— Begin —

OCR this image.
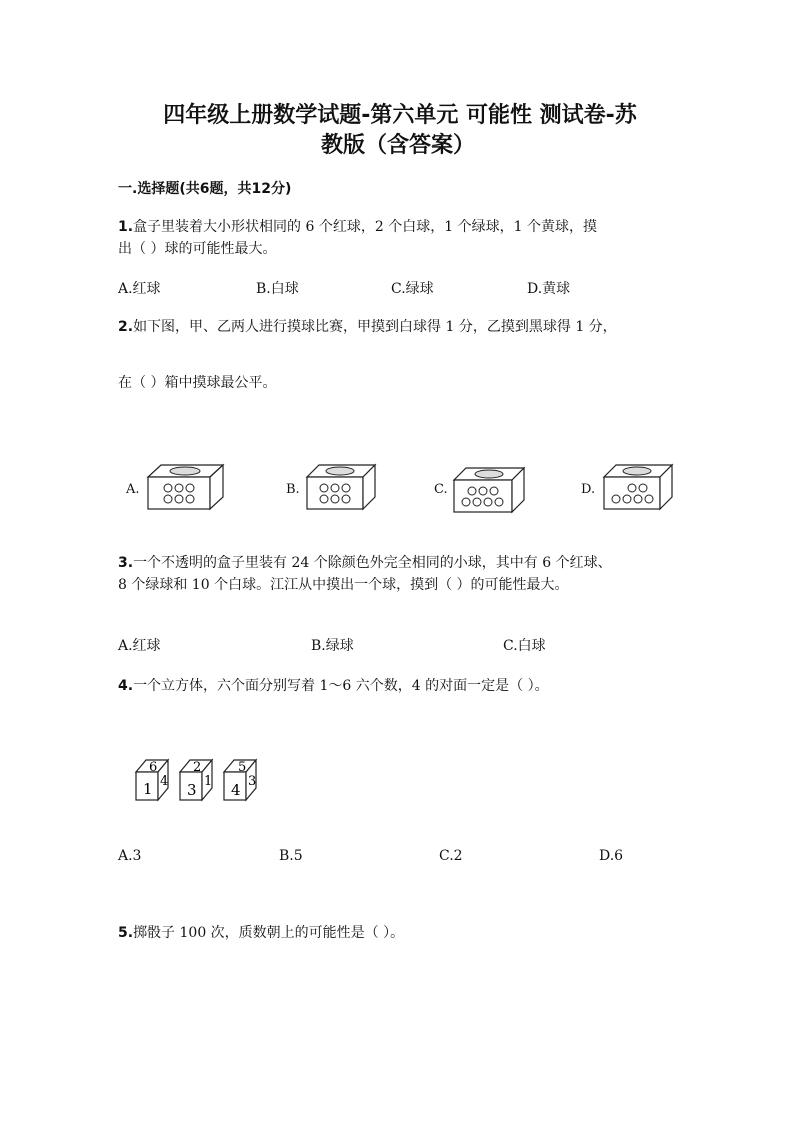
四年级上册数学试题-第六单元 可能性 测试卷-苏
教版（含答案）
一.选择题(共6题，共12分)
1.盒子里装着大小形状相同的 6 个红球，2 个白球，1 个绿球，1 个黄球，摸
出（ ）球的可能性最大。
A.红球	B.白球	C.绿球	D.黄球
2.如下图，甲、乙两人进行摸球比赛，甲摸到白球得 1 分，乙摸到黑球得 1 分，
在（ ）箱中摸球最公平。
A.	B.	C.	D.
3.一个不透明的盒子里装有 24 个除颜色外完全相同的小球，其中有 6 个红球、
8 个绿球和 10 个白球。江江从中摸出一个球，摸到（ ）的可能性最大。
A.红球	B.绿球	C.白球
4.一个立方体，六个面分别写着 1～6 六个数，4 的对面一定是（ ）。
1
6
4 3
2
1 4
5
3
A.3	B.5	C.2	D.6
5.掷骰子 100 次，质数朝上的可能性是（ ）。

— End —

* INSTRUCTION:
Without the pictures, repeat the listing above exactly.

* THE SOLUTION:
OCR this image.
四年级上册数学试题-第六单元 可能性 测试卷-苏
教版（含答案）
一.选择题(共6题，共12分)
1.盒子里装着大小形状相同的 6 个红球，2 个白球，1 个绿球，1 个黄球，摸
出（ ）球的可能性最大。
A.红球	B.白球	C.绿球	D.黄球
2.如下图，甲、乙两人进行摸球比赛，甲摸到白球得 1 分，乙摸到黑球得 1 分，
在（ ）箱中摸球最公平。
A.	B.	C.	D.
3.一个不透明的盒子里装有 24 个除颜色外完全相同的小球，其中有 6 个红球、
8 个绿球和 10 个白球。江江从中摸出一个球，摸到（ ）的可能性最大。
A.红球	B.绿球	C.白球
4.一个立方体，六个面分别写着 1～6 六个数，4 的对面一定是（ ）。
1
6
4 3
2
1 4
5
3
A.3	B.5	C.2	D.6
5.掷骰子 100 次，质数朝上的可能性是（ ）。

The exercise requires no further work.